УСЛОВИЕ ЗАДАЧИ 1> Выпишите из текста об антисоветских выступлениях фрагмент от слов "Едва старуха закончила" до слов "хорошо поднимает верблюда." включительно.
УСЛОВИЕ ЗАДАЧИ 2> Какое учреждение вело большой исследовательский проект по истории антисоветских выступлений, о котором говорится в тексте?

Едва старуха закончила молитву, как верблюд поднатужился и встал на ноги.
— Мама, — обратилась к старухе ее дочь, — кем нам приходится шейх Абдулкадир?
— По-моему, никем, — ответила та. — Но это не имеет значения. Главное, что он хорошо поднимает верблюда.
Сомалийская сказка
…
Работая в большом исследовательском проекте Государственного Архива Российской Федерации по истории антисоветских выступлений в послесталинское время, прочитывая сотни случаев «антисоветских проявлений», я начала ощущать, что за разнообразными произносившимися тогда советскими людьми крамольными фразами и текстами кроется какое-то единое для всех, цельное и странноватое мироощущение[1]. Дальнейшие мои рассуждения являются не более чем попыткой собрать кусочки мозаики, предполагая изначальный узор. Анализировать мировоззренческие процессы можно при помощи самых разных оснований классификации, из множества схем выбирая ту, на которую лучше ложится данный фактический материал. Будь то борьба классов, разделенных отношением к средствам производства, сложившиеся исторически культурно-религиозные общности со специфическими способами реагирования, развернутые в гиперпространстве народных масс фрейдистские комплексы или что другое. Я нашла модель, в которую мой материал укладывался просто идеально. Без остатка, без натяжек.

ИСХОДНЫЕ ДАННЫЕ>

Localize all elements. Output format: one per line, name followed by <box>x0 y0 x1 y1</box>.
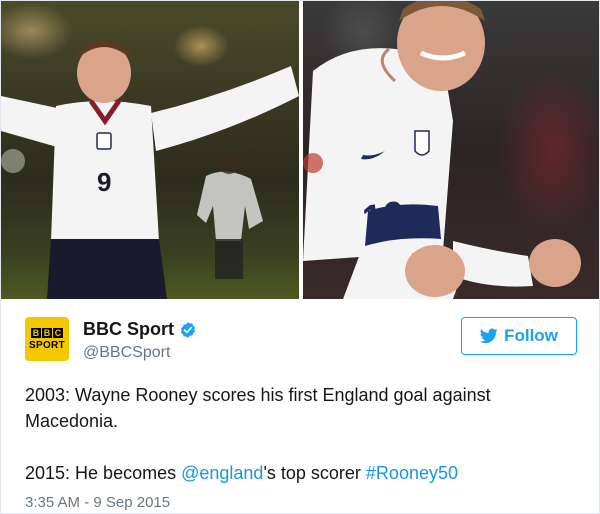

ПРАВИЛЬНЫЙ ОТВЕТ 1>
Едва старуха закончила молитву, как верблюд поднатужился и встал на ноги.
— Мама, — обратилась к старухе ее дочь, — кем нам приходится шейх Абдулкадир?
— По-моему, никем, — ответила та. — Но это не имеет значения. Главное, что он хорошо поднимает верблюда.

ПРАВИЛЬНЫЙ ОТВЕТ 2> Государственный Архив Российской Федерации.